#### [SET EXERCISE]
Write out each line in which the string "subtitle" is present.

Data entries
-----
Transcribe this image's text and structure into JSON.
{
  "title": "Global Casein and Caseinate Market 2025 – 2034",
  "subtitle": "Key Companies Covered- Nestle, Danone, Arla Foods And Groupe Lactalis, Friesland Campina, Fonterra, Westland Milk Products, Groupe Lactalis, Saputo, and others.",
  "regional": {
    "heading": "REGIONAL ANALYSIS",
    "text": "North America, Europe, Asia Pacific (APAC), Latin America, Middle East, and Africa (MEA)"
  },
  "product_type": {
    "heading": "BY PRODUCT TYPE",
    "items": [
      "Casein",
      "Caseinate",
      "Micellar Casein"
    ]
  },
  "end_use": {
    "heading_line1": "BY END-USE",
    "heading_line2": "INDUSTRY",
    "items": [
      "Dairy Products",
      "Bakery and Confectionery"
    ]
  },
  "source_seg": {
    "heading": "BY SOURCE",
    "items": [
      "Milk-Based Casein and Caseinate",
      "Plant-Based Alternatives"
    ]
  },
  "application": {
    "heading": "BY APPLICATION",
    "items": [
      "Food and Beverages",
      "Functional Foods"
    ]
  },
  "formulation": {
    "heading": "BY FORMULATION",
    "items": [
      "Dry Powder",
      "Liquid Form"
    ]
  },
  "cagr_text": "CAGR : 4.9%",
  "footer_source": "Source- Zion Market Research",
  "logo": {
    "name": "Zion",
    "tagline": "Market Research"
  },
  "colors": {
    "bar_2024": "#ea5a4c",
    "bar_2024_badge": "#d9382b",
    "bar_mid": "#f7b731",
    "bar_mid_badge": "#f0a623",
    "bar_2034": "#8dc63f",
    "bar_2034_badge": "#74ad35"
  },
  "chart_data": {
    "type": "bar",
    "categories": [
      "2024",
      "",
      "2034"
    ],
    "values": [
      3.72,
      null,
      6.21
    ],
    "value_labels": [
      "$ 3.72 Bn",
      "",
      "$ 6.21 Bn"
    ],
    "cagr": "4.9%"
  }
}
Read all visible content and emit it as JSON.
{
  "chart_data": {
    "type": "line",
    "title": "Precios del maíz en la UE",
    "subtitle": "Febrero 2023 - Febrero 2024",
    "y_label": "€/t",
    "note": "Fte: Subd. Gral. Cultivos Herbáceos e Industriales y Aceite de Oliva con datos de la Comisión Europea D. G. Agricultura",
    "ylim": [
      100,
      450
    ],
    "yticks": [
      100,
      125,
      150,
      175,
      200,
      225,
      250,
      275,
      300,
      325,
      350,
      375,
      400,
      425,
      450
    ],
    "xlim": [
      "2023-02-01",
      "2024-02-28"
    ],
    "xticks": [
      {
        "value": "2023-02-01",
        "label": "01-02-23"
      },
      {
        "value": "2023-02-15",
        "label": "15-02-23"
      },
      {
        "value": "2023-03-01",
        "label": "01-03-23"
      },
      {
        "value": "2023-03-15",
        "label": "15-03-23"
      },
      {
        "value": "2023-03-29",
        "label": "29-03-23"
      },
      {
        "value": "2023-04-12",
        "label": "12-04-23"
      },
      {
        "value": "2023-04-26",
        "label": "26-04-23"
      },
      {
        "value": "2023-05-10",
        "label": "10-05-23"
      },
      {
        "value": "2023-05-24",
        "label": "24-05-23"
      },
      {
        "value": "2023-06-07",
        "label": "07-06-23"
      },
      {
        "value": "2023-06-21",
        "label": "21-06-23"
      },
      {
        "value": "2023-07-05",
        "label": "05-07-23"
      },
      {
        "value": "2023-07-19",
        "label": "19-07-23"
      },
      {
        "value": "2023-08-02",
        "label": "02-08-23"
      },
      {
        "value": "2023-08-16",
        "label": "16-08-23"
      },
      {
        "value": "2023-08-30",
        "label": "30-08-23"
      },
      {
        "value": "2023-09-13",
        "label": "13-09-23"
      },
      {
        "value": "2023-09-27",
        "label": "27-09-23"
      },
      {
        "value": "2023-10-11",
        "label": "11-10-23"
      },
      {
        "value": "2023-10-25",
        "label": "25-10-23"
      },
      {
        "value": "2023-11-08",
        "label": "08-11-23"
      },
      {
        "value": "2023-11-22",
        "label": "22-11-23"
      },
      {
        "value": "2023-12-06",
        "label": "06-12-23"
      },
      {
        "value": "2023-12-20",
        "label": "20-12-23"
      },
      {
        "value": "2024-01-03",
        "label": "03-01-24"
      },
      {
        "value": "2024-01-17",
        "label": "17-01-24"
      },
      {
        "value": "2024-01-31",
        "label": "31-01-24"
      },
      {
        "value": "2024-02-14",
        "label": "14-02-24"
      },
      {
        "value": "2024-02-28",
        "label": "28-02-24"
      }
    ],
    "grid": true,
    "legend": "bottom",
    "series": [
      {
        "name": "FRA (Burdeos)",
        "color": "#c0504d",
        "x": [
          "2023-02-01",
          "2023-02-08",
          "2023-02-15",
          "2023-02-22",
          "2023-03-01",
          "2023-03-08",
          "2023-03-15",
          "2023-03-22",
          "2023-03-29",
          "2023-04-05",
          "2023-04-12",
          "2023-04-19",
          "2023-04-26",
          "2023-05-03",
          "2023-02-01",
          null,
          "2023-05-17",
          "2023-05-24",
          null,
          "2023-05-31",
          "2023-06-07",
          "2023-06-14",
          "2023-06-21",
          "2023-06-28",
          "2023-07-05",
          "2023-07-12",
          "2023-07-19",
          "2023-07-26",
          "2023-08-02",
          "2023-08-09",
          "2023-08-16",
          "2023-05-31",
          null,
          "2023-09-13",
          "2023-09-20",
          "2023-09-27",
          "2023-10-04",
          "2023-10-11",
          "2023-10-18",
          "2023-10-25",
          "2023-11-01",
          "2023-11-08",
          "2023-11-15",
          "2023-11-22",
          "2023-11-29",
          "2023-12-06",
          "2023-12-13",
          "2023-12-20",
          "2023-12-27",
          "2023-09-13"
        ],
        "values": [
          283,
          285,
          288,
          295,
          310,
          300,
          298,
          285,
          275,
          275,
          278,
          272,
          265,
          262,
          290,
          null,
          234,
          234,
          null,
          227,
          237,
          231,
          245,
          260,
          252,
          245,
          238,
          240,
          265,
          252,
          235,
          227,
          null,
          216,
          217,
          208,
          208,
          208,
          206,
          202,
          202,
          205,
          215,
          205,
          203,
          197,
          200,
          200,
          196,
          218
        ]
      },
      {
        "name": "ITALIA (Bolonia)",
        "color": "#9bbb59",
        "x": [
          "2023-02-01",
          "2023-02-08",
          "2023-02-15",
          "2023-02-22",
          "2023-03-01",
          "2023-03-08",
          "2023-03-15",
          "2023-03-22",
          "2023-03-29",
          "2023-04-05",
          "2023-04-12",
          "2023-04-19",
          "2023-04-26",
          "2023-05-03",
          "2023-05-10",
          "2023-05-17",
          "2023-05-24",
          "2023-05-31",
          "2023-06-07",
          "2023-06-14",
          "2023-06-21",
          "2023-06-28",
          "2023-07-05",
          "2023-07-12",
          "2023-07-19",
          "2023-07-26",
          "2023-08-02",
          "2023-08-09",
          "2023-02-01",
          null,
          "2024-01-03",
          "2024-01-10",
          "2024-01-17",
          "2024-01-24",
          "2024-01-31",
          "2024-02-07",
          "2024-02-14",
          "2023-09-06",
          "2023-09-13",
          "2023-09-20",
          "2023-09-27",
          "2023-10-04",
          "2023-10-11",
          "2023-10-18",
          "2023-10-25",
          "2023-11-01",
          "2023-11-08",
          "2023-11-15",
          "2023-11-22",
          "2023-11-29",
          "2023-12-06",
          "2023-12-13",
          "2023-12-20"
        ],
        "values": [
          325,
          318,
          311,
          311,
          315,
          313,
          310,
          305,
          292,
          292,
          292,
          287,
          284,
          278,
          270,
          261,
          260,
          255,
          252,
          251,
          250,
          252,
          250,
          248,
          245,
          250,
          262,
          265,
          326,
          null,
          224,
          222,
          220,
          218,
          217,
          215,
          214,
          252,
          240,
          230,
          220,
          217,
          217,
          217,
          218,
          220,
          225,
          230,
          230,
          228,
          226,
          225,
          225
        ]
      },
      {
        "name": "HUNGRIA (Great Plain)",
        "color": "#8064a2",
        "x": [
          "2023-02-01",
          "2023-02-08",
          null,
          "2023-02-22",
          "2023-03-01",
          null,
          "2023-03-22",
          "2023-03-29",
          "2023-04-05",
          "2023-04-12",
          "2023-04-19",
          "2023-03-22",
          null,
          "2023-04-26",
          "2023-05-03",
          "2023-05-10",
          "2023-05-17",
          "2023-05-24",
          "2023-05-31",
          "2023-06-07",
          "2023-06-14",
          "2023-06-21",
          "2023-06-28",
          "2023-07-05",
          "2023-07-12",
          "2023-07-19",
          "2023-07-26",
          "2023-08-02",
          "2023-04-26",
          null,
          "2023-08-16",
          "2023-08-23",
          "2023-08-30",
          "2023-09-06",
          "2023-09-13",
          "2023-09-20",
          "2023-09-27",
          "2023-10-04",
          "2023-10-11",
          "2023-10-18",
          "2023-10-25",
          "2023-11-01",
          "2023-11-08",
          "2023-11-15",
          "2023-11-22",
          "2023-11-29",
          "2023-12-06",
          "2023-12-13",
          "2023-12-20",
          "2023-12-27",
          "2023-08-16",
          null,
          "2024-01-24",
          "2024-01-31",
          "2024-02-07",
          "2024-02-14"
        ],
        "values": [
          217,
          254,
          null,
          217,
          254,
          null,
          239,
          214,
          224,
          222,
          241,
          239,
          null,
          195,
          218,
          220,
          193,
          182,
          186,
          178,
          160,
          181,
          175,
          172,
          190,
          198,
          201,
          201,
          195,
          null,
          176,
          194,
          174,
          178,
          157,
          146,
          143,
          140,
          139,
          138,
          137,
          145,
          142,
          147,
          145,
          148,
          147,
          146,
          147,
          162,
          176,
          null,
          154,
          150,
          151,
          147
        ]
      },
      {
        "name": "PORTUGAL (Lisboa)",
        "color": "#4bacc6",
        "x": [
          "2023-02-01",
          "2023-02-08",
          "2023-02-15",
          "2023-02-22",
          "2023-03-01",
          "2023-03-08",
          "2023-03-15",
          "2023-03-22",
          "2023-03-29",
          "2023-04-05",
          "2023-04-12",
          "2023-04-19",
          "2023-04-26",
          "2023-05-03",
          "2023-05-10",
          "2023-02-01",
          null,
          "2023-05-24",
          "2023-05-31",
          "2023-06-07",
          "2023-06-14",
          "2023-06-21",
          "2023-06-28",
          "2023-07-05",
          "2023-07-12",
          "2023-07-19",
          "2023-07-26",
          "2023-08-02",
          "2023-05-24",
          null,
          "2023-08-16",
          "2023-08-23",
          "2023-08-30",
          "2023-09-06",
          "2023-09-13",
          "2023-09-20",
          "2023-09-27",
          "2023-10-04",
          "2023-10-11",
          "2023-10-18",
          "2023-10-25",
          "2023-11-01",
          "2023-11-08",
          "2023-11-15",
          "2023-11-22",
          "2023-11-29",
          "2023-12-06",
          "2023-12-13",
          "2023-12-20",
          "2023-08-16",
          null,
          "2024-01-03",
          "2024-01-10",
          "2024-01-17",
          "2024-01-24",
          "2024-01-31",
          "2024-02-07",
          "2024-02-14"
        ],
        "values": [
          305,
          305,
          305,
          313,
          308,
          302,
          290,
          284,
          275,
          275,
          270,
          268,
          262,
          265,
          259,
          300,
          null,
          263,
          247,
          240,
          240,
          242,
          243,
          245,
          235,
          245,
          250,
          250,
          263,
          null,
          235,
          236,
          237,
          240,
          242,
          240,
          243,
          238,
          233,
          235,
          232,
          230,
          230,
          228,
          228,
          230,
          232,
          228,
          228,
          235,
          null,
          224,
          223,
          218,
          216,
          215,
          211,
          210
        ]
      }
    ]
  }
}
-----
#### [ANSWER FOR THIS EXERCISE]
  "subtitle": "Key Companies Covered- Nestle, Danone, Arla Foods And Groupe Lactalis, Friesland Campina, Fonterra, Westland Milk Products, Groupe Lactalis, Saputo, and others.",
    "subtitle": "Febrero 2023 - Febrero 2024",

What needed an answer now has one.